Update the stretch from the line that contains "post-card: Farah Youssef" through the end of the records, changing every "10th Jul 2025" to "12th Jul 2025" and leaving all else as it stands. Return only those lines.

===============

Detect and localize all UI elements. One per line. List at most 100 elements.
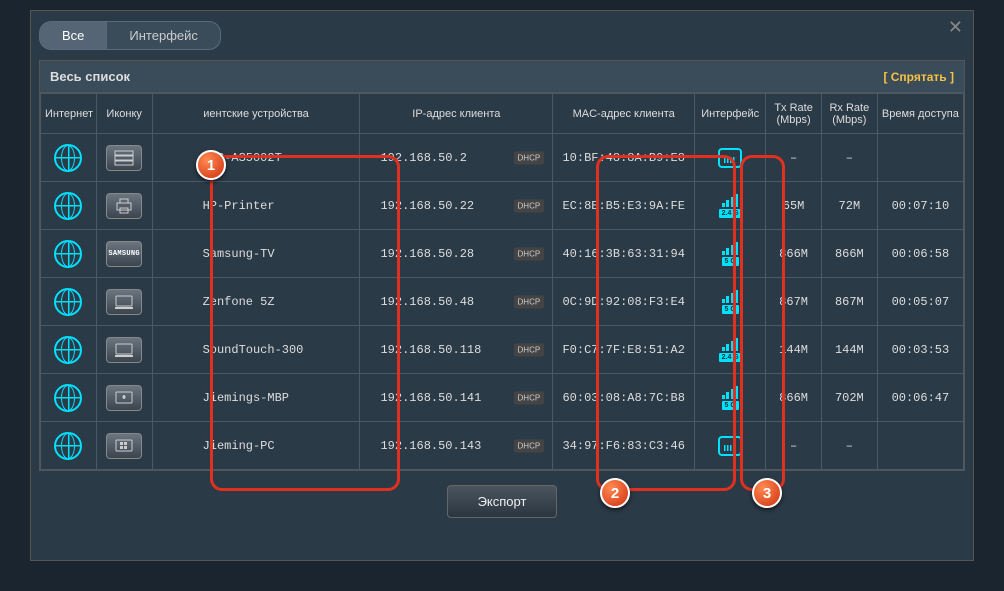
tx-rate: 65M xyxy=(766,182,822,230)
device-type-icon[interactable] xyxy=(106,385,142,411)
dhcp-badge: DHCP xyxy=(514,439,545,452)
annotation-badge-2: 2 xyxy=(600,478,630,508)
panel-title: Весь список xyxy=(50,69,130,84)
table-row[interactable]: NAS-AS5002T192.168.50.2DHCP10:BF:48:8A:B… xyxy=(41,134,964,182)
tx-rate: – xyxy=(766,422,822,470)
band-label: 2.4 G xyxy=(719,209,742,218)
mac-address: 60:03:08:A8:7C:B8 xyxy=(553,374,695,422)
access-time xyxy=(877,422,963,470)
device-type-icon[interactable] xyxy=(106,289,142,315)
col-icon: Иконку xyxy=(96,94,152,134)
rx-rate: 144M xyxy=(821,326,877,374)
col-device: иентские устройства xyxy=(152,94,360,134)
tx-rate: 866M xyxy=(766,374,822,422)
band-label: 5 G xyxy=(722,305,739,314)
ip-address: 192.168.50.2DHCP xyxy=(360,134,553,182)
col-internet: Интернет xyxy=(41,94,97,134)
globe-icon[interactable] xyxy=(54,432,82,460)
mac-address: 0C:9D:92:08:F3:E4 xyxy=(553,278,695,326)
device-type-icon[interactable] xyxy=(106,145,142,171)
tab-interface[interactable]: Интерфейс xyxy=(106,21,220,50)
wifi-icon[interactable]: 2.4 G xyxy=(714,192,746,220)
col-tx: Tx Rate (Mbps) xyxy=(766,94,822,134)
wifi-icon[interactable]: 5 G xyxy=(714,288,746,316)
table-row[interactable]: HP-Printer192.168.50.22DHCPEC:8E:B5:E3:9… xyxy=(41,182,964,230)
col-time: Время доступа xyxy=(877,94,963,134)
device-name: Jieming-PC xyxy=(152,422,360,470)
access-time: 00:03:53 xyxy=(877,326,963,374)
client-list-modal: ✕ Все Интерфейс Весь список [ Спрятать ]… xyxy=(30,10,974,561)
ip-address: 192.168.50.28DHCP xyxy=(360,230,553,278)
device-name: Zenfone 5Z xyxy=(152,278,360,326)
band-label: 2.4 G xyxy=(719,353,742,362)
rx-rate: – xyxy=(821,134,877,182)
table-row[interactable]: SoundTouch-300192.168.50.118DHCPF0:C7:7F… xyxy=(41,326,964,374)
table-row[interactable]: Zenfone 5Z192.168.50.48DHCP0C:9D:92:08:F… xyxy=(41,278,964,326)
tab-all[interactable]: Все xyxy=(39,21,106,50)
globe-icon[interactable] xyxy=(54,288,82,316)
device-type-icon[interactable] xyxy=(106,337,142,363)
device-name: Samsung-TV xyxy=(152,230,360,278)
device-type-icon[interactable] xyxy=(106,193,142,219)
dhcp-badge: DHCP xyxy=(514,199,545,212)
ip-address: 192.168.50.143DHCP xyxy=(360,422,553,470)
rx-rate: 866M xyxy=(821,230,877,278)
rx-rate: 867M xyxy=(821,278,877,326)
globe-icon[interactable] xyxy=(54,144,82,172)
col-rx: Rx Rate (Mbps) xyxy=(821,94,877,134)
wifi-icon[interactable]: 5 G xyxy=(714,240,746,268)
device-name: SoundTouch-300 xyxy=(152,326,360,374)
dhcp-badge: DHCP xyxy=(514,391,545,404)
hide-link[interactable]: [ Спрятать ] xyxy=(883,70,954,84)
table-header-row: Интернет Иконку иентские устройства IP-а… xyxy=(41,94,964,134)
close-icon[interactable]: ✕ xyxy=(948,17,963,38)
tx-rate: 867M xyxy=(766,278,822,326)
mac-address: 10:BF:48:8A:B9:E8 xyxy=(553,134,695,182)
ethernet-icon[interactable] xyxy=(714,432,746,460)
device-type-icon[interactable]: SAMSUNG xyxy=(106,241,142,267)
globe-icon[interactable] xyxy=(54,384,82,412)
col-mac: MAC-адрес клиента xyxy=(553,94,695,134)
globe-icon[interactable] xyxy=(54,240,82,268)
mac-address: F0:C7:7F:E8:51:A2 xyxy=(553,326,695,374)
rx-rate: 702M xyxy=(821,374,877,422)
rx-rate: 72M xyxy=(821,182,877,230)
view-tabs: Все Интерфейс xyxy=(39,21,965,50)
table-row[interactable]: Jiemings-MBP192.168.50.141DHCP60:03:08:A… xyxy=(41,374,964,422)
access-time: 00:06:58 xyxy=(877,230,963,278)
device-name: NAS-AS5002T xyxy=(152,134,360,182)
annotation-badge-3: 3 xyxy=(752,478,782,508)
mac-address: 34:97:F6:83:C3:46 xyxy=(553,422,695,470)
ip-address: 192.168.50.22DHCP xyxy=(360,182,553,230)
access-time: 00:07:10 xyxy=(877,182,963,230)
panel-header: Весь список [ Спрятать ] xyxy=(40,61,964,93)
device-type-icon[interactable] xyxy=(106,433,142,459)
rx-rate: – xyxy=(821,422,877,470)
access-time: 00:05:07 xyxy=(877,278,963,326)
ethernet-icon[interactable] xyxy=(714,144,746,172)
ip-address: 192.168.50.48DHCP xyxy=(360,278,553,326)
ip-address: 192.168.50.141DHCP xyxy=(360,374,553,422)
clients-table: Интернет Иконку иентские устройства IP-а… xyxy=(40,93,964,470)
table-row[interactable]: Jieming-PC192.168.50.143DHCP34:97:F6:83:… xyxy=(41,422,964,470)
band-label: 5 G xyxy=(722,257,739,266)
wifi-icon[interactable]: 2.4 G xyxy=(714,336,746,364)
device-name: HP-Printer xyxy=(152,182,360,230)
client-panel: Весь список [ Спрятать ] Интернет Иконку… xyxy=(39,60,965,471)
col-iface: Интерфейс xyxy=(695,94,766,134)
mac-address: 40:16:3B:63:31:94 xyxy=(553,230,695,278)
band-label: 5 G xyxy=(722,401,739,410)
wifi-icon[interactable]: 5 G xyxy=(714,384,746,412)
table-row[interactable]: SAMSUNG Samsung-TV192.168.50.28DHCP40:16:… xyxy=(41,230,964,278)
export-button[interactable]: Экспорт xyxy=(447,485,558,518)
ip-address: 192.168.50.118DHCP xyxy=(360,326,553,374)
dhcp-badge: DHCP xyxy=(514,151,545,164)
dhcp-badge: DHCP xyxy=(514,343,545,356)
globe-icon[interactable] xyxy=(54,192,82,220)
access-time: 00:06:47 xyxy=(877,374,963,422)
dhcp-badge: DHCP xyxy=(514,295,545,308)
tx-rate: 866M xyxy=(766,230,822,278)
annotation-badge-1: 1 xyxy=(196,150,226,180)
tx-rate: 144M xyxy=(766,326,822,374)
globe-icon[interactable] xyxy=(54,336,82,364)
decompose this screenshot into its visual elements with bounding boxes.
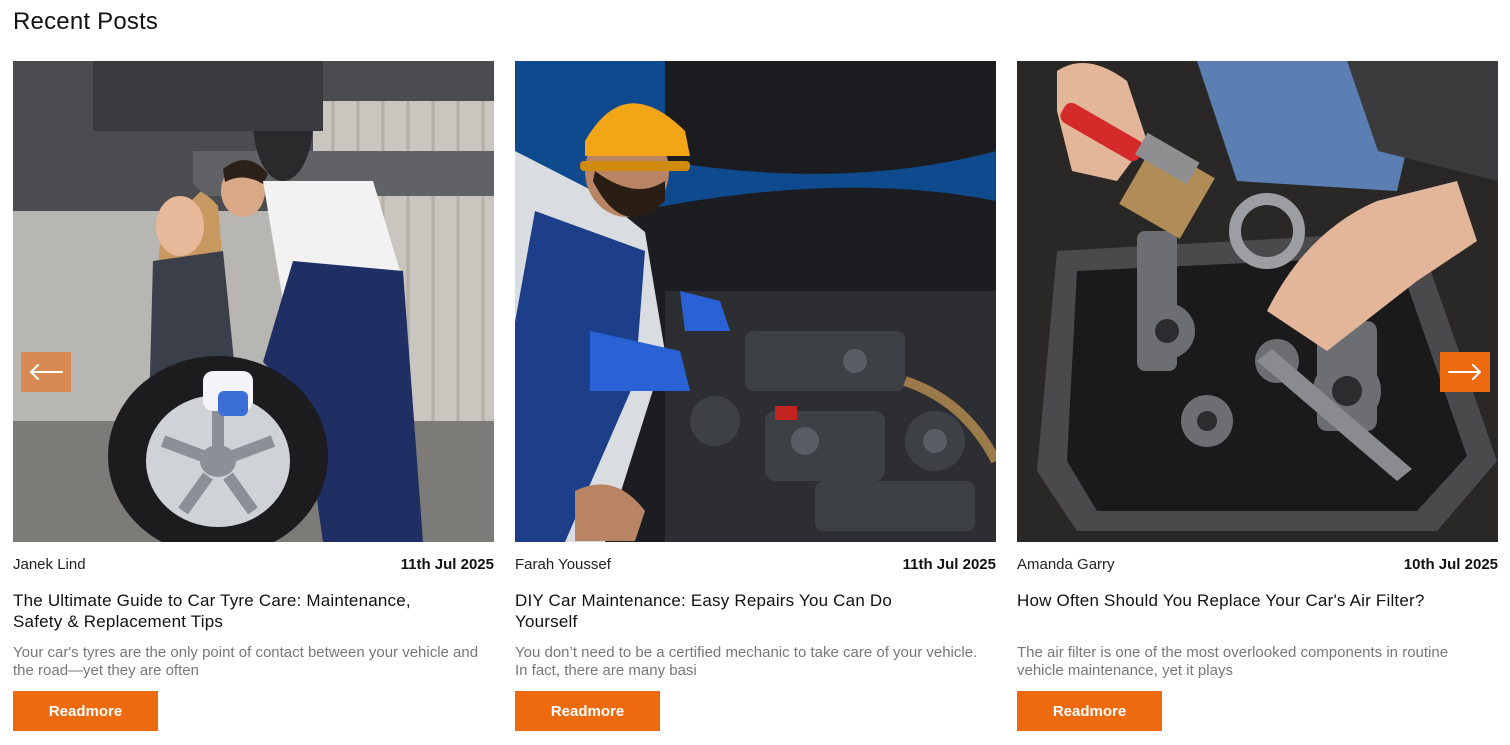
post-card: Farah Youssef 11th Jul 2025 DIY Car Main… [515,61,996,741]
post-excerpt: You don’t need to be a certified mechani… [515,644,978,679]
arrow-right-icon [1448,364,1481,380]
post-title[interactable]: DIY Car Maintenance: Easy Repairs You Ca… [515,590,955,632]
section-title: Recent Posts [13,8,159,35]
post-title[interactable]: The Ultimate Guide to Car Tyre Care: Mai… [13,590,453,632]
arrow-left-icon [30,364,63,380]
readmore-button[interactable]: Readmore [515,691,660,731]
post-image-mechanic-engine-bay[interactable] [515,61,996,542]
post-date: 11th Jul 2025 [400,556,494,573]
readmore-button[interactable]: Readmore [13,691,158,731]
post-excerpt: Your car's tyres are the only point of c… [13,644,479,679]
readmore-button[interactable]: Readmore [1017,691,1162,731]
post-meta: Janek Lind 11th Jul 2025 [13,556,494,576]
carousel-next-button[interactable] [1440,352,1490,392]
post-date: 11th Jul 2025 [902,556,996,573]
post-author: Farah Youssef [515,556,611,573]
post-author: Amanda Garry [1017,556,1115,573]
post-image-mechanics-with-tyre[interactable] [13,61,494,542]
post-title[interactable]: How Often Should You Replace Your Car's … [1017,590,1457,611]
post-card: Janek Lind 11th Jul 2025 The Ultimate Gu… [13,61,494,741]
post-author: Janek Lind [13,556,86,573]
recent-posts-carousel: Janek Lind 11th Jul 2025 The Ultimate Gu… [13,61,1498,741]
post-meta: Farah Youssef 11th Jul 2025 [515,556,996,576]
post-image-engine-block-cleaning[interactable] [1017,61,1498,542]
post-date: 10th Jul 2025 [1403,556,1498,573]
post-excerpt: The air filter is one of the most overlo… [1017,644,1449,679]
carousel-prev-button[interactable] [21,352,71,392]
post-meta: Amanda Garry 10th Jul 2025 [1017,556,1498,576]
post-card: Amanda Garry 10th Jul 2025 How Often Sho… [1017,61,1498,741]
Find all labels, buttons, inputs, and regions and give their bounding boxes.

===============

**COMPLETE RESPONSE**
post-card: Farah Youssef 11th Jul 2025 DIY Car Main… [515,61,996,741]
post-excerpt: You don’t need to be a certified mechani… [515,644,978,679]
arrow-right-icon [1448,364,1481,380]
post-title[interactable]: DIY Car Maintenance: Easy Repairs You Ca… [515,590,955,632]
section-title: Recent Posts [13,8,159,35]
post-title[interactable]: The Ultimate Guide to Car Tyre Care: Mai… [13,590,453,632]
arrow-left-icon [30,364,63,380]
readmore-button[interactable]: Readmore [515,691,660,731]
post-image-mechanic-engine-bay[interactable] [515,61,996,542]
post-date: 11th Jul 2025 [400,556,494,573]
readmore-button[interactable]: Readmore [13,691,158,731]
post-excerpt: Your car's tyres are the only point of c… [13,644,479,679]
readmore-button[interactable]: Readmore [1017,691,1162,731]
post-meta: Janek Lind 11th Jul 2025 [13,556,494,576]
carousel-next-button[interactable] [1440,352,1490,392]
post-date: 11th Jul 2025 [902,556,996,573]
post-author: Farah Youssef [515,556,611,573]
post-author: Amanda Garry [1017,556,1115,573]
post-image-mechanics-with-tyre[interactable] [13,61,494,542]
post-title[interactable]: How Often Should You Replace Your Car's … [1017,590,1457,611]
post-card: Janek Lind 11th Jul 2025 The Ultimate Gu… [13,61,494,741]
post-author: Janek Lind [13,556,86,573]
recent-posts-carousel: Janek Lind 11th Jul 2025 The Ultimate Gu… [13,61,1498,741]
post-meta: Farah Youssef 11th Jul 2025 [515,556,996,576]
post-image-engine-block-cleaning[interactable] [1017,61,1498,542]
post-date: 12th Jul 2025 [1403,556,1498,573]
post-excerpt: The air filter is one of the most overlo… [1017,644,1449,679]
carousel-prev-button[interactable] [21,352,71,392]
post-meta: Amanda Garry 12th Jul 2025 [1017,556,1498,576]
post-card: Amanda Garry 12th Jul 2025 How Often Sho… [1017,61,1498,741]
Find all labels, buttons, inputs, and regions and give their bounding boxes.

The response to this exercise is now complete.